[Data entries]
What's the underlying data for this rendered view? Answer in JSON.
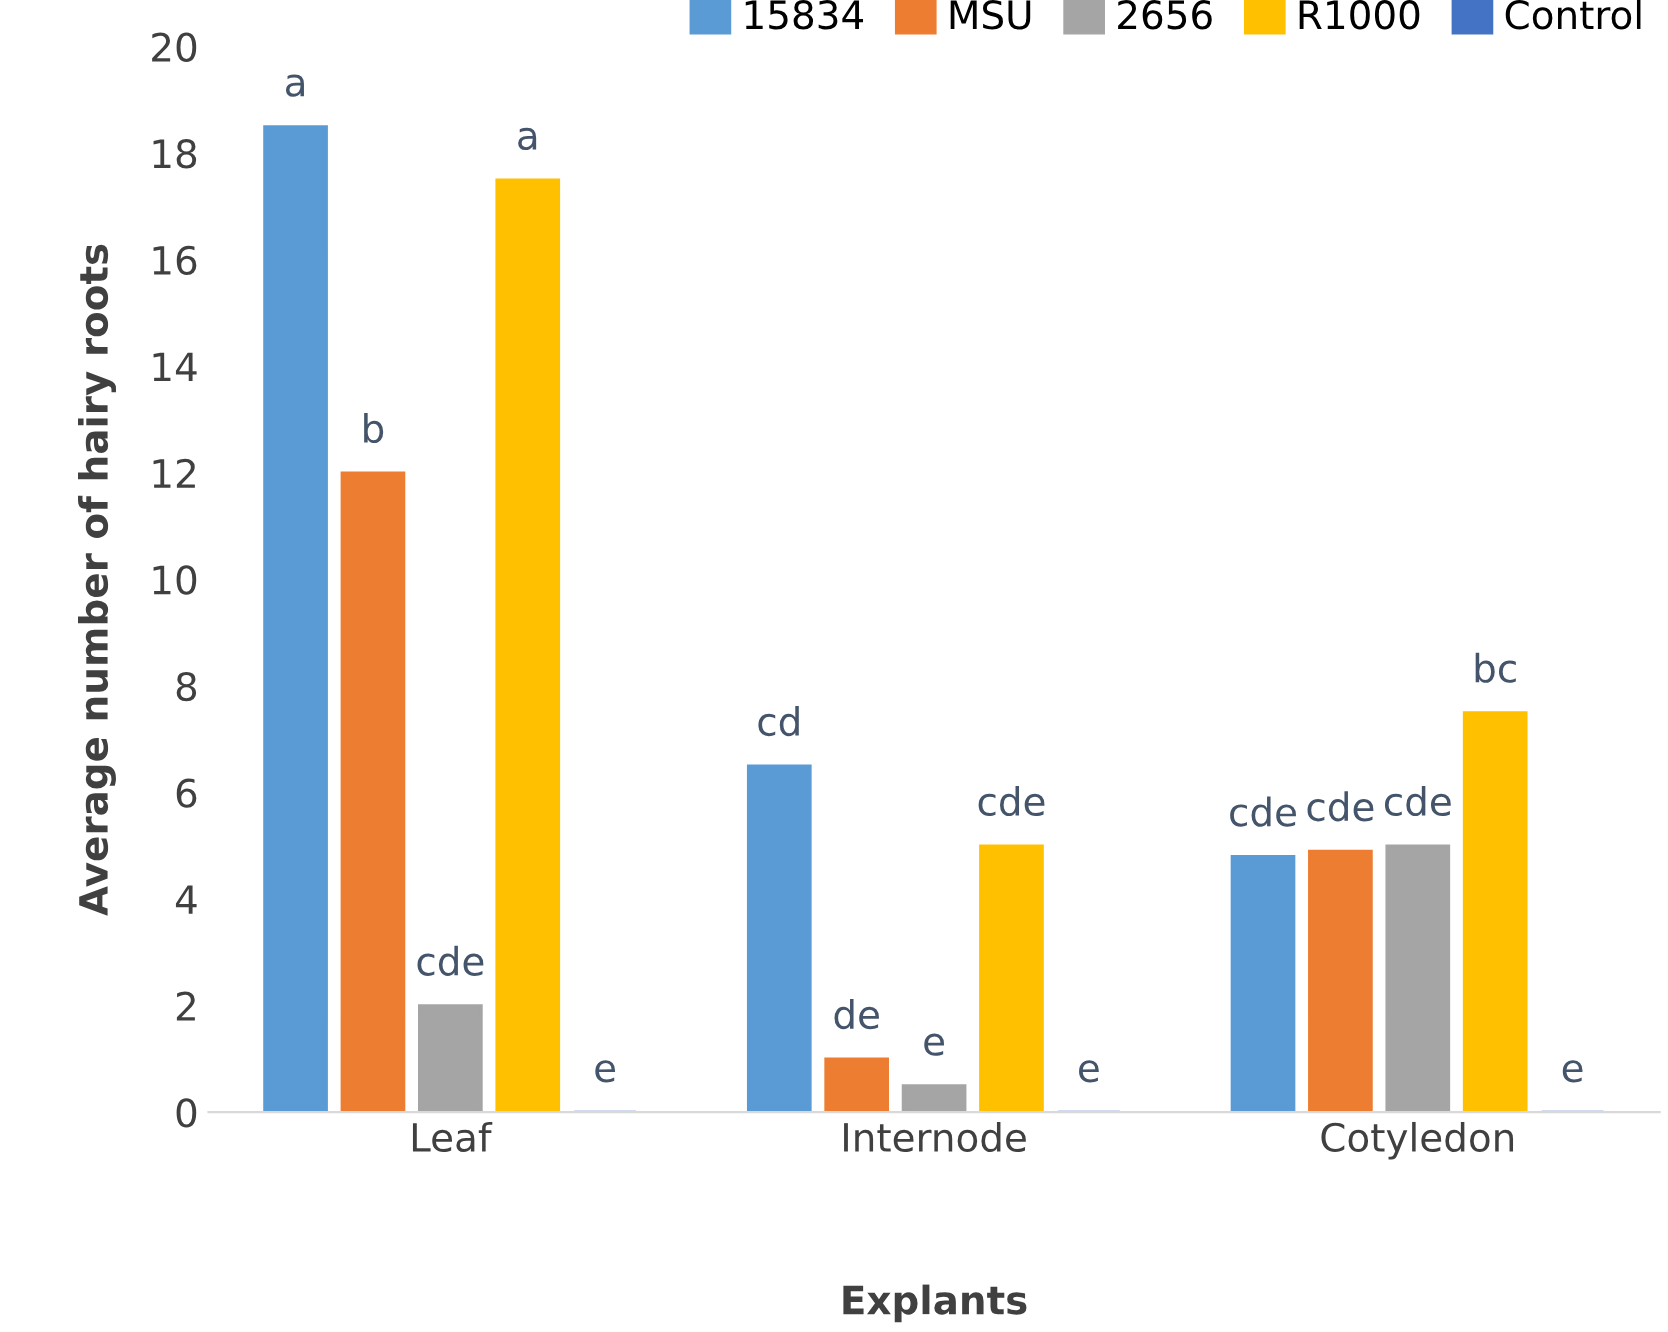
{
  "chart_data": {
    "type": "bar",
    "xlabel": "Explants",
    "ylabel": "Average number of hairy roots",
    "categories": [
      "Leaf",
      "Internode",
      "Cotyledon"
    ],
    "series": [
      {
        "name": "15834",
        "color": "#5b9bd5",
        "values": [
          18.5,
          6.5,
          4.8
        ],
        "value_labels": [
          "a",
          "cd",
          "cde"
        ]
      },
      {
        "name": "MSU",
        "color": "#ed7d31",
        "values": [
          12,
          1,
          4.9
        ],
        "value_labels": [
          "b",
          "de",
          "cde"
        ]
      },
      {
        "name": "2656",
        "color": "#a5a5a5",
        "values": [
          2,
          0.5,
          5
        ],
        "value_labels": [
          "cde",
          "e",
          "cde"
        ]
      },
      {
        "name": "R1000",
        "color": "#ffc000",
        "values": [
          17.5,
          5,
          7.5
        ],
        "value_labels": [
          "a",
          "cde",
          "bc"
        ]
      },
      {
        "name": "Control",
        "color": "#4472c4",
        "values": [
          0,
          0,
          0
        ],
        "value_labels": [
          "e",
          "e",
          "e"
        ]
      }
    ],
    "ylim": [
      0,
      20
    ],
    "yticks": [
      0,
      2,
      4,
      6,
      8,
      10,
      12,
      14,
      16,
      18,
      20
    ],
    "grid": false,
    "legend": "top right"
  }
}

...

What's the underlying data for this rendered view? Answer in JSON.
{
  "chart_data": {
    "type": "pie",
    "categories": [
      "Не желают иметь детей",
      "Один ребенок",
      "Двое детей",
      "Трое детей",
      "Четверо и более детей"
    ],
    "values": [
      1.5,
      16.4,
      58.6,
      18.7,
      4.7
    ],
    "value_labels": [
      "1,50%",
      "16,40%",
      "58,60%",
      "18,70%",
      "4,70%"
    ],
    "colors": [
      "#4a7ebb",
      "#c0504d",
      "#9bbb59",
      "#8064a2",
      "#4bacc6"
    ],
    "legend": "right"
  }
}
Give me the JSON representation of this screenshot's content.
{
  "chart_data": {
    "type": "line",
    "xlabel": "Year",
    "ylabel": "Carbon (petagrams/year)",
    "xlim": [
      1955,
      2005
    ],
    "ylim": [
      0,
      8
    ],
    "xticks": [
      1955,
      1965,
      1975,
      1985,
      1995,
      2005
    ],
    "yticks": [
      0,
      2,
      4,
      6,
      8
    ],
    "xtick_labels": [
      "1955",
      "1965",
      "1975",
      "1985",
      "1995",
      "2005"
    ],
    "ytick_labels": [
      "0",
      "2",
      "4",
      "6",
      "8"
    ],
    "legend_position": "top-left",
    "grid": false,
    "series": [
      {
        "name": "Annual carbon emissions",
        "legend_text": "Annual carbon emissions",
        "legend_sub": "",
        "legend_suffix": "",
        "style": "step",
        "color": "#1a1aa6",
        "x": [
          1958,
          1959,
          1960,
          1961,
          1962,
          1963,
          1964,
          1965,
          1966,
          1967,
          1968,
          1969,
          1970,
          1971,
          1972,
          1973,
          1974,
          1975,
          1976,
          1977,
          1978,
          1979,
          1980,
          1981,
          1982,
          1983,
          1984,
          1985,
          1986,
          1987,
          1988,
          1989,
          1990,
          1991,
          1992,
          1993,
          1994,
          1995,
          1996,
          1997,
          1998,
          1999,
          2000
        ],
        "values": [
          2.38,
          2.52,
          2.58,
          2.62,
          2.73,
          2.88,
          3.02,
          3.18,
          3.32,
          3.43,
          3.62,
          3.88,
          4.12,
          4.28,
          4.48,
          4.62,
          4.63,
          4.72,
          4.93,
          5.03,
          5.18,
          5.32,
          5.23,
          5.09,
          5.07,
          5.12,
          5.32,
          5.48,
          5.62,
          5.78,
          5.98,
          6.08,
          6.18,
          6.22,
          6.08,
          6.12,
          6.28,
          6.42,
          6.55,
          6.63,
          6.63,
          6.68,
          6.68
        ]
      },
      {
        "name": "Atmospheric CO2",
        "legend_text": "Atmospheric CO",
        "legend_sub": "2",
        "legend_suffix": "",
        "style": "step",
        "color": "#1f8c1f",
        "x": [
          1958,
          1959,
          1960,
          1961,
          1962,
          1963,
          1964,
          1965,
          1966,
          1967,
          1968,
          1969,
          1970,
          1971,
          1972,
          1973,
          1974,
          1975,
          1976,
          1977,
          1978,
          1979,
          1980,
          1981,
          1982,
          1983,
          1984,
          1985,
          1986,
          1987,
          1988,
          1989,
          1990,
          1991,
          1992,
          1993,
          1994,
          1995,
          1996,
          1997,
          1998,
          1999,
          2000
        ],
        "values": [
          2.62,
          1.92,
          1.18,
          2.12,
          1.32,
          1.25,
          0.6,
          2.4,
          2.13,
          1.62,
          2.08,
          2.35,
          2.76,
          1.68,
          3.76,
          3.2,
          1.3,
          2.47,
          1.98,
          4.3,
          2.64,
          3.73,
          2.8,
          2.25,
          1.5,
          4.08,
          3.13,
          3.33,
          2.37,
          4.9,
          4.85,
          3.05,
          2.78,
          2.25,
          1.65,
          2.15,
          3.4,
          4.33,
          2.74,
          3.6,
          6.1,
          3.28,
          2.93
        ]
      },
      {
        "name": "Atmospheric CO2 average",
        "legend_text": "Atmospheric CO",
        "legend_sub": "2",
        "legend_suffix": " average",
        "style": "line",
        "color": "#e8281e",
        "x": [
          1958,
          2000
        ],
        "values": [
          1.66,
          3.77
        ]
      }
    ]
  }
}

---

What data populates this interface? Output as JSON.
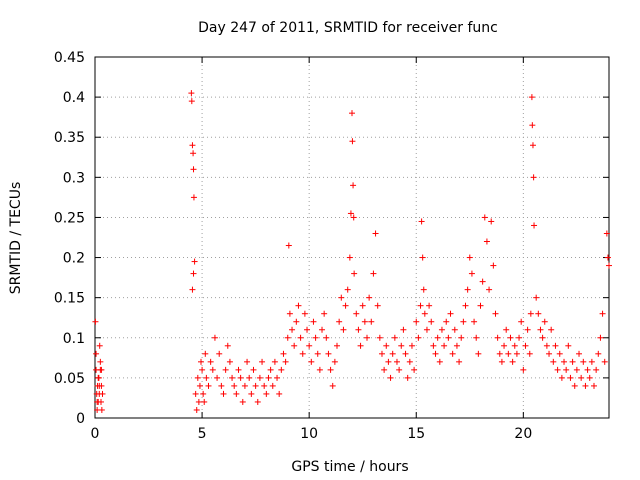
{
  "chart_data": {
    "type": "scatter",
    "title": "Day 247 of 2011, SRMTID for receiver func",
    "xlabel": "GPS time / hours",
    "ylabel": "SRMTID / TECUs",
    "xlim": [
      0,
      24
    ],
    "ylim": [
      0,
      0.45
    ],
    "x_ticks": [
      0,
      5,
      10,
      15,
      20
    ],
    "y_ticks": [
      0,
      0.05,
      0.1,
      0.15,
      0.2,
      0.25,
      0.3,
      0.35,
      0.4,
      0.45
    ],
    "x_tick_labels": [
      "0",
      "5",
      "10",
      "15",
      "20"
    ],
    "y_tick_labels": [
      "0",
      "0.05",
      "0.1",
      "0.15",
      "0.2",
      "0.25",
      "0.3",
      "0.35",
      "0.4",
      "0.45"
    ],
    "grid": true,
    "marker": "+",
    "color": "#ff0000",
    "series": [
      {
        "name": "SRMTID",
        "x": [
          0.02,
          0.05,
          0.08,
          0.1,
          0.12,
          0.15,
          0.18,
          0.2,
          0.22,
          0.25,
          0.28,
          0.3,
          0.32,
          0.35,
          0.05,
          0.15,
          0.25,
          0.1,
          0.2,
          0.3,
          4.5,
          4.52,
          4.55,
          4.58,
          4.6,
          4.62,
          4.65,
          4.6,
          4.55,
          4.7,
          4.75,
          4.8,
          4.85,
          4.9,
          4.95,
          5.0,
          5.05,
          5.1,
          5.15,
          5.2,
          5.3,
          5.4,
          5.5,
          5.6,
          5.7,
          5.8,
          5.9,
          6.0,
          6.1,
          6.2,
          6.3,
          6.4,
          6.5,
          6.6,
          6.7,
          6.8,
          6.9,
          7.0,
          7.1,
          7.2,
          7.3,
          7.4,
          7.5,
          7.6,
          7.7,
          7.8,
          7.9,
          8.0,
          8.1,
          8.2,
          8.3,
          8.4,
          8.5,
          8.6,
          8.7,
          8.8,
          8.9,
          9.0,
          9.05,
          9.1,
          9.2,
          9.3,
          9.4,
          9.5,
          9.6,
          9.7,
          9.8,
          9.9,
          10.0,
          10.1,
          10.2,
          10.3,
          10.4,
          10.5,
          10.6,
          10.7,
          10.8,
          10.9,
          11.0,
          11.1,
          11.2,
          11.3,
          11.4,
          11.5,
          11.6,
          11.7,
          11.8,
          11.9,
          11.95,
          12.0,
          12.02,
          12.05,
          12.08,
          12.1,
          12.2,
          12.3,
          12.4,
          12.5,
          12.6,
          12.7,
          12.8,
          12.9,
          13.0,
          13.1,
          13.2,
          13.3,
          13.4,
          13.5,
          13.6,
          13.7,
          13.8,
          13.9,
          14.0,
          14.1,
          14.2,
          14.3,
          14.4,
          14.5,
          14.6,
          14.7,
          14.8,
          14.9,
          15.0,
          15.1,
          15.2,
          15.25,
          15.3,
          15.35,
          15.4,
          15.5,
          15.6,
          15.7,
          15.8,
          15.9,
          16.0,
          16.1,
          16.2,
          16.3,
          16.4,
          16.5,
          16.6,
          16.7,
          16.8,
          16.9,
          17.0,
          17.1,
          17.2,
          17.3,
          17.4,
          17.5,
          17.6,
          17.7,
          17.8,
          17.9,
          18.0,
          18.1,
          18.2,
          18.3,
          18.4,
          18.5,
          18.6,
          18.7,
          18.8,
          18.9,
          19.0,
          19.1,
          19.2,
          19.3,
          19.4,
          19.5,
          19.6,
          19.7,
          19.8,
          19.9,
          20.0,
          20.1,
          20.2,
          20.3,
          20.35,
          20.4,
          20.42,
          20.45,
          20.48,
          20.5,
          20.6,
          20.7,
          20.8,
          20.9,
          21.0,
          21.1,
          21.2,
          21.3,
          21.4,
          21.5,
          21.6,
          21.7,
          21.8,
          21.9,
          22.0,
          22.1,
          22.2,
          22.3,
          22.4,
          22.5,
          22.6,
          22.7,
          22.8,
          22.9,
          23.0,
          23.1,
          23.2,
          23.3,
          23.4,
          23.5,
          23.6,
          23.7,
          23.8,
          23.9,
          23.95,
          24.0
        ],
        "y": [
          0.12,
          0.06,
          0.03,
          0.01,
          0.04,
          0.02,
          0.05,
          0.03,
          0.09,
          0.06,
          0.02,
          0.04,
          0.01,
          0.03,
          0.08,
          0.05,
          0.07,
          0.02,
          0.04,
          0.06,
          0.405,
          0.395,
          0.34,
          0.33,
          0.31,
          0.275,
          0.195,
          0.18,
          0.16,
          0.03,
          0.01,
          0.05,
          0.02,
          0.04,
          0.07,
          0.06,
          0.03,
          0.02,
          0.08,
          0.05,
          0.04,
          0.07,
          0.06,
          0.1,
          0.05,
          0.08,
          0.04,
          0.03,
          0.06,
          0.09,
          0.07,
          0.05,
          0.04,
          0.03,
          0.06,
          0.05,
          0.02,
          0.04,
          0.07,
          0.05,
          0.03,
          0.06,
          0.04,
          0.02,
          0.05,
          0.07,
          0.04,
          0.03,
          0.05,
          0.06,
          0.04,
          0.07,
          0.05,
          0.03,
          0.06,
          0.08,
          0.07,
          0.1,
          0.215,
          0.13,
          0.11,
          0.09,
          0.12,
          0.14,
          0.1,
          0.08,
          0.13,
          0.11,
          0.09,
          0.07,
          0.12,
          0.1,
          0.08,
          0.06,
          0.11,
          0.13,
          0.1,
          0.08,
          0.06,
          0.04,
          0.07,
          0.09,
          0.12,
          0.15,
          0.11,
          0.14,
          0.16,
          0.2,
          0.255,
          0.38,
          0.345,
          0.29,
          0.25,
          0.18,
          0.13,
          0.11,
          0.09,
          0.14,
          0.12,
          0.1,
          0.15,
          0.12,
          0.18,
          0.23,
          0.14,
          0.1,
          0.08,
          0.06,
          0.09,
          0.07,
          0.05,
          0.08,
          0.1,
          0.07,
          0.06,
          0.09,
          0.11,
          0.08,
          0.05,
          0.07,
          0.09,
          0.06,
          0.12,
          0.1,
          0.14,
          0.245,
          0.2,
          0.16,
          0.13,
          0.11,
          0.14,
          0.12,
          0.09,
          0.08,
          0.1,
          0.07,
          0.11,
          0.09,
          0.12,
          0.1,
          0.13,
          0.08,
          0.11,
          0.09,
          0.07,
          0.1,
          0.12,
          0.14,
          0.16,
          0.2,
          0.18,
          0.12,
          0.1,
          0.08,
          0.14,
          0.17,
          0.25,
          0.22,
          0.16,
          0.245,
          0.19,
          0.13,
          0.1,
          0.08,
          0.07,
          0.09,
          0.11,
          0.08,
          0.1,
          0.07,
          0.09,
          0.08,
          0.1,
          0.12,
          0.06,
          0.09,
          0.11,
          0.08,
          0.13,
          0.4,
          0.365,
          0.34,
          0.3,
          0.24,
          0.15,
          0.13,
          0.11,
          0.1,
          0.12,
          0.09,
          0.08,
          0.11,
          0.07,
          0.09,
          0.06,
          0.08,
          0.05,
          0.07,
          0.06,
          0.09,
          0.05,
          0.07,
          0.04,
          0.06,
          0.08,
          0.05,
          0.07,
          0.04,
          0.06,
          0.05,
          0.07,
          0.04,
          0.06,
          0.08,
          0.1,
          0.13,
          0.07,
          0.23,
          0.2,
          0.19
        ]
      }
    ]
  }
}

YOUR INSTRUCTIONS
Gather and copy every line of the data in which the string "type" is found.

WRITTEN SOLUTION
    "type": "bar",
    "type": "pie",
    "type": "line",
    "type": "scatter",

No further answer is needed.